§ **YOUR OBJECTIVE**
Filtering the records below, copy only those lines that include the word "Selbstwirksamkeit".

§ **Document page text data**
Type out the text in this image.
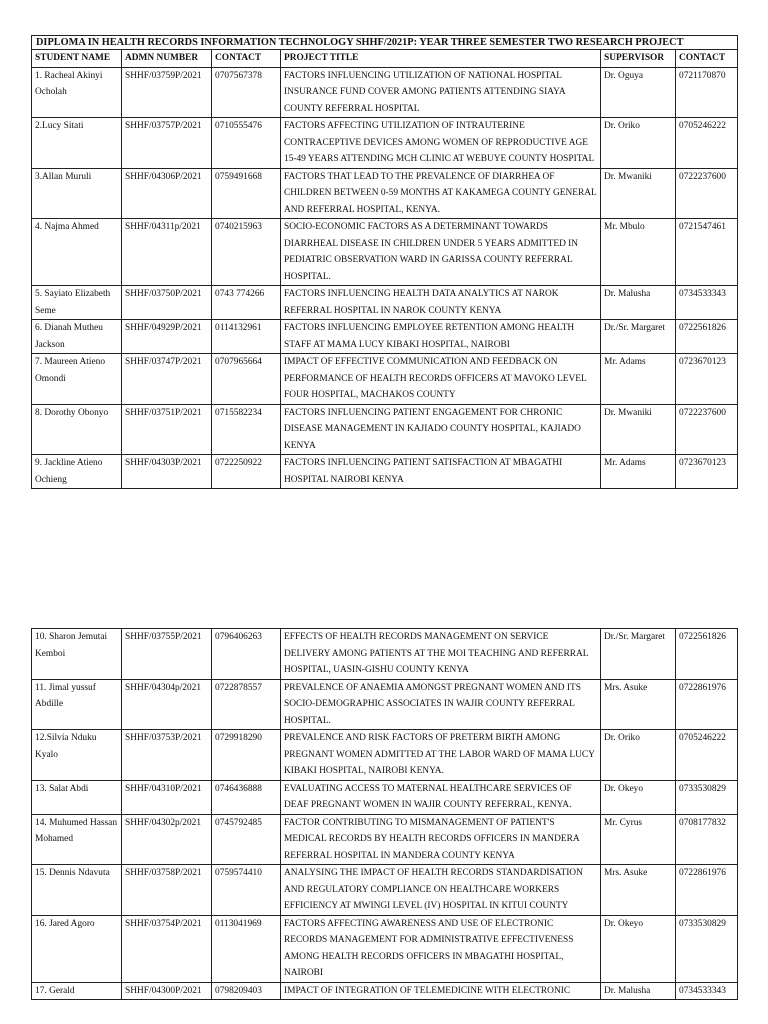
DIPLOMA IN HEALTH RECORDS INFORMATION TECHNOLOGY SHHF/2021P: YEAR THREE SEMESTER TWO RESEARCH PROJECT					
STUDENT NAME	ADMN NUMBER	CONTACT	PROJECT TITLE	SUPERVISOR	CONTACT
1. Racheal Akinyi Ocholah	SHHF/03759P/2021	0707567378	FACTORS INFLUENCING UTILIZATION OF NATIONAL HOSPITAL INSURANCE FUND COVER AMONG PATIENTS ATTENDING SIAYA COUNTY REFERRAL HOSPITAL	Dr. Oguya	0721170870
2.Lucy Sitati	SHHF/03757P/2021	0710555476	FACTORS AFFECTING UTILIZATION OF INTRAUTERINE CONTRACEPTIVE DEVICES AMONG WOMEN OF REPRODUCTIVE AGE 15-49 YEARS ATTENDING MCH CLINIC AT WEBUYE COUNTY HOSPITAL	Dr. Oriko	0705246222
3.Allan Muruli	SHHF/04306P/2021	0759491668	FACTORS THAT LEAD TO THE PREVALENCE OF DIARRHEA OF CHILDREN BETWEEN 0-59 MONTHS AT KAKAMEGA COUNTY GENERAL AND REFERRAL HOSPITAL, KENYA.	Dr. Mwaniki	0722237600
4. Najma Ahmed	SHHF/04311p/2021	0740215963	SOCIO-ECONOMIC FACTORS AS A DETERMINANT TOWARDS DIARRHEAL DISEASE IN CHILDREN UNDER 5 YEARS ADMITTED IN PEDIATRIC OBSERVATION WARD IN GARISSA COUNTY REFERRAL HOSPITAL.	Mr. Mbulo	0721547461
5. Sayiato Elizabeth Seme	SHHF/03750P/2021	0743 774266	FACTORS INFLUENCING HEALTH DATA ANALYTICS AT NAROK REFERRAL HOSPITAL IN NAROK COUNTY KENYA	Dr. Malusha	0734533343
6. Dianah Mutheu Jackson	SHHF/04929P/2021	0114132961	FACTORS INFLUENCING EMPLOYEE RETENTION AMONG HEALTH STAFF AT MAMA LUCY KIBAKI HOSPITAL, NAIROBI	Dr./Sr. Margaret	0722561826
7. Maureen Atieno Omondi	SHHF/03747P/2021	0707965664	IMPACT OF EFFECTIVE COMMUNICATION AND FEEDBACK ON PERFORMANCE OF HEALTH RECORDS OFFICERS AT MAVOKO LEVEL FOUR HOSPITAL, MACHAKOS COUNTY	Mr. Adams	0723670123
8. Dorothy Obonyo	SHHF/03751P/2021	0715582234	FACTORS INFLUENCING PATIENT ENGAGEMENT FOR CHRONIC DISEASE MANAGEMENT IN KAJIADO COUNTY HOSPITAL, KAJIADO KENYA	Dr. Mwaniki	0722237600
9. Jackline Atieno Ochieng	SHHF/04303P/2021	0722250922	FACTORS INFLUENCING PATIENT SATISFACTION AT MBAGATHI HOSPITAL NAIROBI KENYA	Mr. Adams	0723670123
10. Sharon Jemutai Kemboi	SHHF/03755P/2021	0796406263	EFFECTS OF HEALTH RECORDS MANAGEMENT ON SERVICE DELIVERY AMONG PATIENTS AT THE MOI TEACHING AND REFERRAL HOSPITAL, UASIN-GISHU COUNTY KENYA	Dr./Sr. Margaret	0722561826
11. Jimal yussuf Abdille	SHHF/04304p/2021	0722878557	PREVALENCE OF ANAEMIA AMONGST PREGNANT WOMEN AND ITS SOCIO-DEMOGRAPHIC ASSOCIATES IN WAJIR COUNTY REFERRAL HOSPITAL.	Mrs. Asuke	0722861976
12.Silvia Nduku Kyalo	SHHF/03753P/2021	0729918290	PREVALENCE AND RISK FACTORS OF PRETERM BIRTH AMONG PREGNANT WOMEN ADMITTED AT THE LABOR WARD OF MAMA LUCY KIBAKI HOSPITAL, NAIROBI KENYA.	Dr. Oriko	0705246222
13. Salat Abdi	SHHF/04310P/2021	0746436888	EVALUATING ACCESS TO MATERNAL HEALTHCARE SERVICES OF DEAF PREGNANT WOMEN IN WAJIR COUNTY REFERRAL, KENYA.	Dr. Okeyo	0733530829
14. Muhumed Hassan Mohamed	SHHF/04302p/2021	0745792485	FACTOR CONTRIBUTING TO MISMANAGEMENT OF PATIENT'S MEDICAL RECORDS BY HEALTH RECORDS OFFICERS IN MANDERA REFERRAL HOSPITAL IN MANDERA COUNTY KENYA	Mr. Cyrus	0708177832
15. Dennis Ndavuta	SHHF/03758P/2021	0759574410	ANALYSING THE IMPACT OF HEALTH RECORDS STANDARDISATION AND REGULATORY COMPLIANCE ON HEALTHCARE WORKERS EFFICIENCY AT MWINGI LEVEL (IV) HOSPITAL IN KITUI COUNTY	Mrs. Asuke	0722861976
16. Jared Agoro	SHHF/03754P/2021	0113041969	FACTORS AFFECTING AWARENESS AND USE OF ELECTRONIC RECORDS MANAGEMENT FOR ADMINISTRATIVE EFFECTIVENESS AMONG HEALTH RECORDS OFFICERS IN MBAGATHI HOSPITAL, NAIROBI	Dr. Okeyo	0733530829
17. Gerald	SHHF/04300P/2021	0798209403	IMPACT OF INTEGRATION OF TELEMEDICINE WITH ELECTRONIC	Dr. Malusha	0734533343
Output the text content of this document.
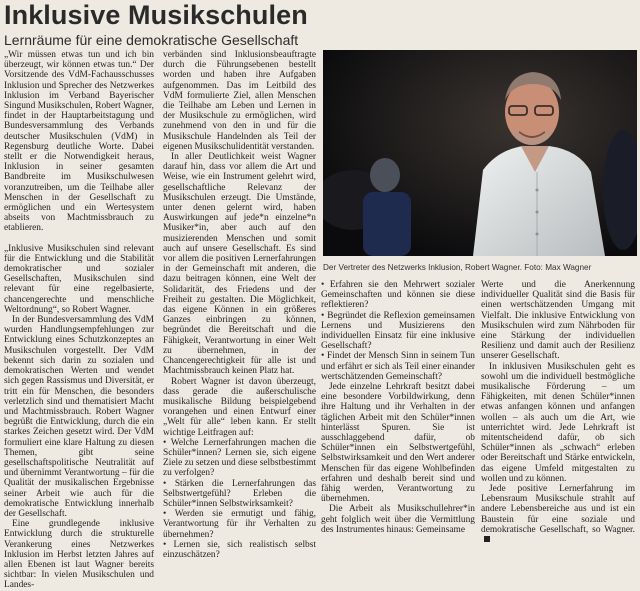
Inklusive Musikschulen
Lernräume für eine demokratische Gesellschaft

„Wir müssen etwas tun und ich bin überzeugt, wir können etwas tun.“ Der Vorsitzende des VdM-Fachausschusses Inklusion und Sprecher des Netzwerkes Inklusion im Verband Bayerischer Singund Musikschulen, Robert Wagner, findet in der Hauptarbeitstagung und Bundesversammlung des Verbands deutscher Musikschulen (VdM) in Regensburg deutliche Worte. Dabei stellt er die Notwendigkeit heraus, Inklusion in seiner gesamten Bandbreite im Musikschulwesen voranzutreiben, um die Teilhabe aller Menschen in der Gesellschaft zu ermöglichen und ein Wertesystem abseits von Machtmissbrauch zu etablieren.

„Inklusive Musikschulen sind relevant für die Entwicklung und die Stabilität demokratischer und sozialer Gesellschaften, Musikschulen sind relevant für eine regelbasierte, chancengerechte und menschliche Weltordnung“, so Robert Wagner.

In der Bundesversammlung des VdM wurden Handlungsempfehlungen zur Entwicklung eines Schutzkonzeptes an Musikschulen vorgestellt. Der VdM bekennt sich darin zu sozialen und demokratischen Werten und wendet sich gegen Rassismus und Diversität, er tritt ein für Menschen, die besonders verletzlich sind und thematisiert Macht und Machtmissbrauch. Robert Wagner begrüßt die Entwicklung, durch die ein starkes Zeichen gesetzt wird. Der VdM formuliert eine klare Haltung zu diesen Themen, gibt seine gesellschaftspolitische Neutralität auf und übernimmt Verantwortung – für die Qualität der musikalischen Ergebnisse seiner Arbeit wie auch für die demokratische Entwicklung innerhalb der Gesellschaft.

Eine grundlegende inklusive Entwicklung durch die strukturelle Verankerung eines Netzwerkes Inklusion im Herbst letzten Jahres auf allen Ebenen ist laut Wagner bereits sichtbar: In vielen Musikschulen und Landes-

verbänden sind Inklusionsbeauftragte durch die Führungsebenen bestellt worden und haben ihre Aufgaben aufgenommen. Das im Leitbild des VdM formulierte Ziel, allen Menschen die Teilhabe am Leben und Lernen in der Musikschule zu ermöglichen, wird zunehmend von den in und für die Musikschule Handelnden als Teil der eigenen Musikschulidentität verstanden.

In aller Deutlichkeit weist Wagner darauf hin, dass vor allem die Art und Weise, wie ein Instrument gelehrt wird, gesellschaftliche Relevanz der Musikschulen erzeugt. Die Umstände, unter denen gelernt wird, haben Auswirkungen auf jede*n einzelne*n Musiker*in, aber auch auf den musizierenden Menschen und somit auch auf unsere Gesellschaft. Es sind vor allem die positiven Lernerfahrungen in der Gemeinschaft mit anderen, die dazu beitragen können, eine Welt der Solidarität, des Friedens und der Freiheit zu gestalten. Die Möglichkeit, das eigene Können in ein größeres Ganzes einbringen zu können, begründet die Bereitschaft und die Fähigkeit, Verantwortung in einer Welt zu übernehmen, in der Chancengerechtigkeit für alle ist und Machtmissbrauch keinen Platz hat.

Robert Wagner ist davon überzeugt, dass gerade die außerschulische musikalische Bildung beispielgebend vorangehen und einen Entwurf einer „Welt für alle“ leben kann. Er stellt wichtige Leitfragen auf:

• Welche Lernerfahrungen machen die Schüler*innen? Lernen sie, sich eigene Ziele zu setzen und diese selbstbestimmt zu verfolgen?

• Stärken die Lernerfahrungen das Selbstwertgefühl? Erleben die Schüler*innen Selbstwirksamkeit?

• Werden sie ermutigt und fähig, Verantwortung für ihr Verhalten zu übernehmen?

• Lernen sie, sich realistisch selbst einzuschätzen?

Der Vertreter des Netzwerks Inklusion, Robert Wagner. Foto: Max Wagner

• Erfahren sie den Mehrwert sozialer Gemeinschaften und können sie diese reflektieren?

• Begründet die Reflexion gemeinsamen Lernens und Musizierens den individuellen Einsatz für eine inklusive Gesellschaft?

• Findet der Mensch Sinn in seinem Tun und erfährt er sich als Teil einer einander wertschätzenden Gemeinschaft?

Jede einzelne Lehrkraft besitzt dabei eine besondere Vorbildwirkung, denn ihre Haltung und ihr Verhalten in der täglichen Arbeit mit den Schüler*innen hinterlässt Spuren. Sie ist ausschlaggebend dafür, ob Schüler*innen ein Selbstwertgefühl, Selbstwirksamkeit und den Wert anderer Menschen für das eigene Wohlbefinden erfahren und deshalb bereit sind und fähig werden, Verantwortung zu übernehmen.

Die Arbeit als Musikschullehrer*in geht folglich weit über die Vermittlung des Instrumentes hinaus: Gemeinsame

Werte und die Anerkennung individueller Qualität sind die Basis für einen wertschätzenden Umgang mit Vielfalt. Die inklusive Entwicklung von Musikschulen wird zum Nährboden für eine Stärkung der individuellen Resilienz und damit auch der Resilienz unserer Gesellschaft.

In inklusiven Musikschulen geht es sowohl um die individuell bestmögliche musikalische Förderung – um Fähigkeiten, mit denen Schüler*innen etwas anfangen können und anfangen wollen – als auch um die Art, wie unterrichtet wird. Jede Lehrkraft ist mitentscheidend dafür, ob sich Schüler*innen als „schwach“ erleben oder Bereitschaft und Stärke entwickeln, das eigene Umfeld mitgestalten zu wollen und zu können.

Jede positive Lernerfahrung im Lebensraum Musikschule strahlt auf andere Lebensbereiche aus und ist ein Baustein für eine soziale und demokratische Gesellschaft, so Wagner.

§ **TASK OUTPUT**
• Stärken die Lernerfahrungen das Selbstwertgefühl? Erleben die Schüler*innen Selbstwirksamkeit?
Jede einzelne Lehrkraft besitzt dabei eine besondere Vorbildwirkung, denn ihre Haltung und ihr Verhalten in der täglichen Arbeit mit den Schüler*innen hinterlässt Spuren. Sie ist ausschlaggebend dafür, ob Schüler*innen ein Selbstwertgefühl, Selbstwirksamkeit und den Wert anderer Menschen für das eigene Wohlbefinden erfahren und deshalb bereit sind und fähig werden, Verantwortung zu übernehmen.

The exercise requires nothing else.